Texto apresentado
17,3 milhões de horas extra em 2020 Voltando aos dados, os registos disponíveis no Portal da Transparência do Ministério da Saúde mostram que ao longo de 2020 foram feitas, no total, 17,3 milhões de horas de trabalho suplementar no SNS, o que inclui trabalho extra diurno, noturno, em dias de descanso complementar e obrigatório e em dias feriados. Só em período noturno foram feitas 7,7 milhões de horas extra, além dos 27 milhões de horas que os profissionais trabalharam à noite em período normal de trabalho. Em 2018, já tinha aumentado o recurso a trabalho extraordinário e, em 2019, já tinha havido um recorde de horas extra no Serviço Nacional de Saúde (14,5 milhões), na altura associado pelos administradores hospitalares ao regresso ao horário de 35 horas de trabalho semanal, que não foi totalmente compensado por contratações em todos os hospitais. Em relação a 2019, 2020 terminou com aumento de 19,5% no trabalho suplementar. O ano findou com um reforço de 6,7% nos trabalhadores do SNS face a dezembro do ano anterior. Já em janeiro de 2021, revelam dados disponíveis no balanço social mensal disponibilizado pelo Ministério da Saúde, o SNS contava com 147 075 trabalhadores, mais 9889 do que no início do ano passado. Enfermeiros e assistentes operacionais foram os grupos profissionais em que aumentou mais o número de trabalhadores. Há agora 48 mil enfermeiros vinculados ao SNS. A ordem defende, no entanto. que deveriam ser 90 mil.

Dados disponíveis
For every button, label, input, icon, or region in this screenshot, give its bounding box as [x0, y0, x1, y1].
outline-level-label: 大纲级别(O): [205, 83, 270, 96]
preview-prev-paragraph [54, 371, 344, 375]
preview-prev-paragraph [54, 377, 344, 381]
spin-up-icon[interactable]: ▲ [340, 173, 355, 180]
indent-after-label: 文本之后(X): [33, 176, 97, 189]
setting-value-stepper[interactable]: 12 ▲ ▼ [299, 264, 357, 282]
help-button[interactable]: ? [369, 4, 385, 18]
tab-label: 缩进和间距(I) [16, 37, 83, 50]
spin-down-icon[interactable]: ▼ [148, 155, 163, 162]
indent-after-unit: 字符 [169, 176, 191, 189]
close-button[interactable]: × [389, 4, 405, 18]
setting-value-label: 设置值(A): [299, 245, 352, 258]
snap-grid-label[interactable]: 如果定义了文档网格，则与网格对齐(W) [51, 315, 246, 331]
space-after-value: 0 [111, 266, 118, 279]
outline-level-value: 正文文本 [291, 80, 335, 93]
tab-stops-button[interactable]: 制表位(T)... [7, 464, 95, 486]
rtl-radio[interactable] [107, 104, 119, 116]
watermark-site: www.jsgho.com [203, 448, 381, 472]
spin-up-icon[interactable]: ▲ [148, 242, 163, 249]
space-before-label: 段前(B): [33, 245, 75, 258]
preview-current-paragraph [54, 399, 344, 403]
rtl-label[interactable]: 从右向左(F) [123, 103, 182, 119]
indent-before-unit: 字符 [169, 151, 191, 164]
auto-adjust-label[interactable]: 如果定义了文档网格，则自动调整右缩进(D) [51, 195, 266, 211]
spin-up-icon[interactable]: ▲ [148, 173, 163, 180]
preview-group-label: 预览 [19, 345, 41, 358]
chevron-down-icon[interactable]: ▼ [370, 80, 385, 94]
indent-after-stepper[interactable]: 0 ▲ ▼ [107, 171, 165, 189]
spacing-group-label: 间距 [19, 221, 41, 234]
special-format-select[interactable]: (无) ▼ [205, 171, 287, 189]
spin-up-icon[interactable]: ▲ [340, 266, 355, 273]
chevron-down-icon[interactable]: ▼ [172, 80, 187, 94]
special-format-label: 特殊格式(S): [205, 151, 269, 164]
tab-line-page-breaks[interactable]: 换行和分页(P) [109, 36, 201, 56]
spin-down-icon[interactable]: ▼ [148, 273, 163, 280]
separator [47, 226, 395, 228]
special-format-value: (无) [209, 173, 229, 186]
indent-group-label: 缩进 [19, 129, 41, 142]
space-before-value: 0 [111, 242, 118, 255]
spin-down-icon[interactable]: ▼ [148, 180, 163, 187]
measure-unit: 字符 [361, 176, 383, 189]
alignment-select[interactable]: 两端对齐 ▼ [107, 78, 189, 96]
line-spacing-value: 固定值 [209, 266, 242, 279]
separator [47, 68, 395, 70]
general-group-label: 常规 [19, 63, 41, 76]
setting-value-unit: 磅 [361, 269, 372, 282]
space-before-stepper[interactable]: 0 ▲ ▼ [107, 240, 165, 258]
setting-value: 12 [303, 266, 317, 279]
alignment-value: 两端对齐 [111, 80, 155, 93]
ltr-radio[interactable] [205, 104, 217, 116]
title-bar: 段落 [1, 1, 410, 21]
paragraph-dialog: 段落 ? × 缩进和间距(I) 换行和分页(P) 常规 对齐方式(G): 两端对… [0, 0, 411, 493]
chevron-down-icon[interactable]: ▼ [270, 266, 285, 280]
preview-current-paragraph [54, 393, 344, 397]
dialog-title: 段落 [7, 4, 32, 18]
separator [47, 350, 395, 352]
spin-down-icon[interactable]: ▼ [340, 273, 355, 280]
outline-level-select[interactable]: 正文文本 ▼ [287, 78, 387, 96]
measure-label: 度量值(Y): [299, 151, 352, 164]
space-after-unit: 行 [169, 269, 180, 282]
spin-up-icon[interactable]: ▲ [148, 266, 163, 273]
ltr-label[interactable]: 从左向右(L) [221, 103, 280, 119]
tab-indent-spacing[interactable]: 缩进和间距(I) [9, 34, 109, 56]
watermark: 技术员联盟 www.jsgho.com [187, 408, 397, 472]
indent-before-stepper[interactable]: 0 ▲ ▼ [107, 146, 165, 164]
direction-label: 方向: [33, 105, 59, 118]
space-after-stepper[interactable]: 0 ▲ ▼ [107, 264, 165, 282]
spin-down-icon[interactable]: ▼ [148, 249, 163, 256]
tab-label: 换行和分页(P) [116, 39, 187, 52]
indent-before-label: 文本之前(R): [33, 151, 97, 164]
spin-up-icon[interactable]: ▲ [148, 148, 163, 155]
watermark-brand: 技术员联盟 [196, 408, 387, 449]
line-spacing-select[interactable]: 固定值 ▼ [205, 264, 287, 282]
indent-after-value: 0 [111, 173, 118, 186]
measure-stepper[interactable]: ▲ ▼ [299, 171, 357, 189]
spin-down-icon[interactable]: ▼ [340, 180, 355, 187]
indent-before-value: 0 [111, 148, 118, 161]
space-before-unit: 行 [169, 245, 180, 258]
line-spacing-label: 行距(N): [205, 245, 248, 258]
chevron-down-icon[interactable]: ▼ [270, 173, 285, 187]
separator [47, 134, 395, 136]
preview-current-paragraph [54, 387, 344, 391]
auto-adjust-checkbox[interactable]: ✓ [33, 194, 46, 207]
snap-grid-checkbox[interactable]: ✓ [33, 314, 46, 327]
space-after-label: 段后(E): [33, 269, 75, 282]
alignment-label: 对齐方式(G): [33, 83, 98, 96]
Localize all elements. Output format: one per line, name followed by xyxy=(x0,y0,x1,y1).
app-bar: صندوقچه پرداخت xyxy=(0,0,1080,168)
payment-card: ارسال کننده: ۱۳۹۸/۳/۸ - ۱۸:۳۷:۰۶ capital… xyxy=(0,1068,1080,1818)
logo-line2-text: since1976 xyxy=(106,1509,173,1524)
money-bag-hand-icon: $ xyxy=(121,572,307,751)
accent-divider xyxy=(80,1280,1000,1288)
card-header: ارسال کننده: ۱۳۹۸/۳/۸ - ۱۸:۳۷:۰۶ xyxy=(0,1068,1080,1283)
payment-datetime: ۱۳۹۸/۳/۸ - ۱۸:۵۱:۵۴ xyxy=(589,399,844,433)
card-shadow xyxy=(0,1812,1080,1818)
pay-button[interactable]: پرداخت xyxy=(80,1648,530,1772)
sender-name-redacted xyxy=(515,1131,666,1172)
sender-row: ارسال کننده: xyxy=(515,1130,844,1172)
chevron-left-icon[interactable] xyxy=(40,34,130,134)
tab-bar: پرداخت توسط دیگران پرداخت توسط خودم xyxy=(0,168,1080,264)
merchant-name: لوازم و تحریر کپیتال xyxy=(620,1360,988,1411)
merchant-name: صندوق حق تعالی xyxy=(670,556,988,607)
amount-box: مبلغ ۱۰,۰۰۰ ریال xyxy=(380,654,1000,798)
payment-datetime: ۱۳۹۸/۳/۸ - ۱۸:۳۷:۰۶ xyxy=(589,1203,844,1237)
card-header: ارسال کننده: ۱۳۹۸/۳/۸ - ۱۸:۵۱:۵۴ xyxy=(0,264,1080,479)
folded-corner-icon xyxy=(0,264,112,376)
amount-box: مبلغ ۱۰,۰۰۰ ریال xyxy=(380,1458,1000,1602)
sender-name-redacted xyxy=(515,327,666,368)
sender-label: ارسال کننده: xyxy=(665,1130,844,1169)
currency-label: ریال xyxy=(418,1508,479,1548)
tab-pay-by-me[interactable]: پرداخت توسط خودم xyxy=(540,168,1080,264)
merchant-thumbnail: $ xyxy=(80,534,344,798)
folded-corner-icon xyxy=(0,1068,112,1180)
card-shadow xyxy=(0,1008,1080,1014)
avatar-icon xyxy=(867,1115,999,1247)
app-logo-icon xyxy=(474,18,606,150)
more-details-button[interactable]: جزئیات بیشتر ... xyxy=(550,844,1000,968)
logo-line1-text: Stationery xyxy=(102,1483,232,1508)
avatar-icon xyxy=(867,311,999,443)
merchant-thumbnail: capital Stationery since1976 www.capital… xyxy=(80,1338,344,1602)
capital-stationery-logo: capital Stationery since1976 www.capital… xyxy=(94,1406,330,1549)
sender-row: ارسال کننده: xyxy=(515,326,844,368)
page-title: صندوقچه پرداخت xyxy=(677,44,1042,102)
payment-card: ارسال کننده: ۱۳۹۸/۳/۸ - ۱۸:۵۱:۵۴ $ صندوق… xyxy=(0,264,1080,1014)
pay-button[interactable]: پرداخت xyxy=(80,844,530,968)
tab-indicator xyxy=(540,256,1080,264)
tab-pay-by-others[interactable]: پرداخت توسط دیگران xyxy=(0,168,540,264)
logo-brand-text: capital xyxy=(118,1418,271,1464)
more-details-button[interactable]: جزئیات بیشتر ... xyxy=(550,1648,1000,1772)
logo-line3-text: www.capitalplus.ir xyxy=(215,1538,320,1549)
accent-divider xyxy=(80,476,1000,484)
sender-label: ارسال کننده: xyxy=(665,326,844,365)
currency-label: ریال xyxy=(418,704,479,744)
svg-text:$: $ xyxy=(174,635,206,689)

Tarefa a fazer 1
Segundo o texto sobre as horas extra no SNS, quantas horas de trabalho suplementar foram feitas no SNS ao longo de 2020?
Tarefa a fazer 2
Diga se cada afirmação bate certo com o texto sobre as horas extra no SNS, respondendo sim ou não e citando as palavras do texto que o decidem: (a) Em 2019 houve 14,5 milhões de horas extra no SNS. (b) Os médicos foram o grupo profissional em que mais cresceu o número de trabalhadores. (c) Em período noturno foram feitas 7,7 milhões de horas extra.
Tarefa a fazer 3
Dê seguimento ao texto sobre as horas extra no SNS, começando logo depois da última frase.
Os registos não têm qualquer ligação com o texto apresentado.

Resposta final 1
17,3 milhões de horas.

Resposta final 2
(a) Sim: "já tinha havido um recorde de horas extra no Serviço Nacional de Saúde (14,5 milhões)".
(b) Não: "Enfermeiros e assistentes operacionais foram os grupos profissionais em que aumentou mais o número de trabalhadores."
(c) Sim: "Só em período noturno foram feitas 7,7 milhões de horas extra".

Resposta final 3
Fábio Oliveira, delegado sindical e enfermeiro na linha da frente da resposta à covid-19 no Centro Hospitalar e Universitário de Coimbra, admite que janeiro foi um mês “muito puxado”: quer na carga de trabalho, quer na intensidade do que se viveu nos hospitais, do número de doentes a acompanhar ao número de mortes. Fez mais de cinco turnos extra de 12 horas, quando o normal eram turnos de oito horas. “Foram mais de 80 horas extra e sei de colegas que fizeram mais de 100”. O cansaço acusa e no regresso a alguma normalidade, num hospital onde as enfermarias covid chegaram à “letra q”, ilustra, admite que a resistência não é igual para todos e depende muito “das estratégias de cada um”, considerando que os assistentes operacionais foram também muito sobrecarregados. Acredita que houve tentativa de contratar profissionais nos hospitais, mas os contratos não eram os mais apelativos, inicialmente por quatro meses e depois por tempo indeterminado, mas podendo ser dispensados quando deixasse de haver necessidade. “E a necessidade já existia”, defende.